■ GOAL
How many lines of the entries below include the word "face"? Answer with the number alone.

■ SUPPLIED MATERIAL
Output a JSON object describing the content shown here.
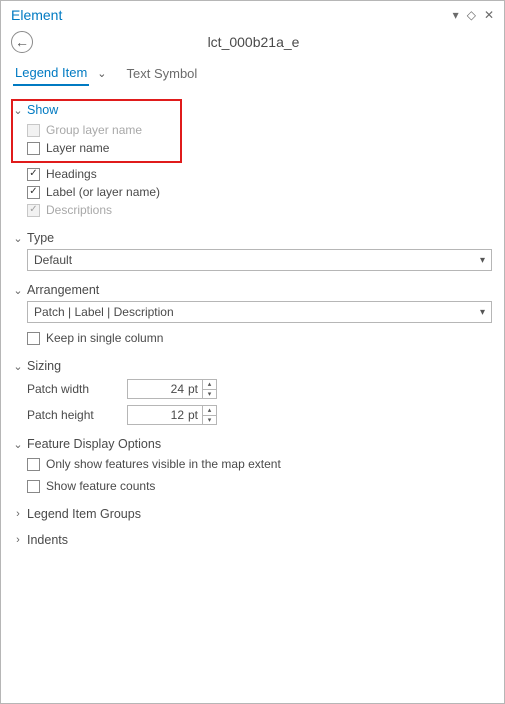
{
  "header": {
    "title": "Element"
  },
  "document_title": "lct_000b21a_e",
  "tabs": {
    "legend_item": "Legend Item",
    "text_symbol": "Text Symbol"
  },
  "sections": {
    "show": {
      "title": "Show",
      "group_layer_name": "Group layer name",
      "layer_name": "Layer name",
      "headings": "Headings",
      "label_or_layer_name": "Label (or layer name)",
      "descriptions": "Descriptions"
    },
    "type": {
      "title": "Type",
      "value": "Default"
    },
    "arrangement": {
      "title": "Arrangement",
      "value": "Patch | Label | Description",
      "keep_single_column": "Keep in single column"
    },
    "sizing": {
      "title": "Sizing",
      "patch_width_label": "Patch width",
      "patch_width_value": "24",
      "patch_height_label": "Patch height",
      "patch_height_value": "12",
      "unit": "pt"
    },
    "feature_display": {
      "title": "Feature Display Options",
      "only_visible": "Only show features visible in the map extent",
      "show_counts": "Show feature counts"
    },
    "legend_item_groups": {
      "title": "Legend Item Groups"
    },
    "indents": {
      "title": "Indents"
    }
  }
}
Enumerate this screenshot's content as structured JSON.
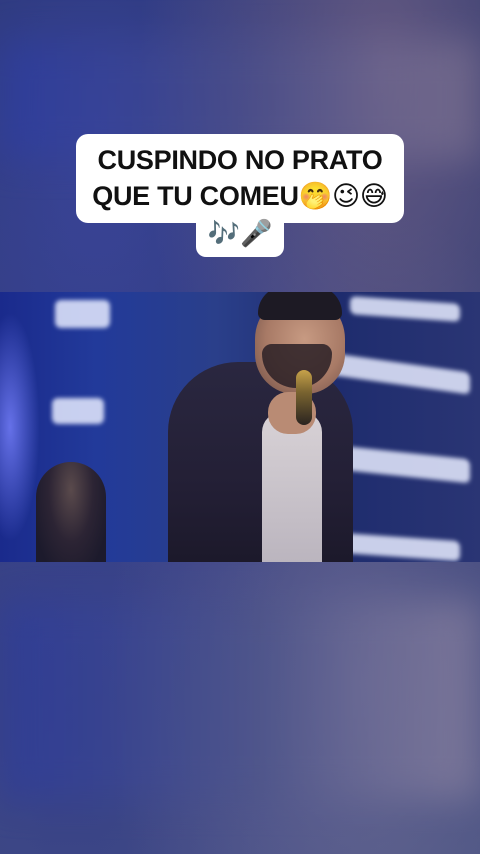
{
  "caption": {
    "line1": "CUSPINDO NO PRATO",
    "line2_text": "QUE TU COMEU",
    "line2_emojis": "🤭😉😅",
    "line3": "🎶🎤"
  },
  "colors": {
    "caption_bg": "#ffffff",
    "caption_text": "#111111",
    "stage_blue": "#223a9a"
  },
  "icons": {
    "emoji_set_line2": [
      "face-with-hand-over-mouth",
      "winking-face",
      "grinning-face-with-sweat"
    ],
    "emoji_set_line3": [
      "musical-notes",
      "microphone"
    ]
  }
}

■ FINAL ANSWER
3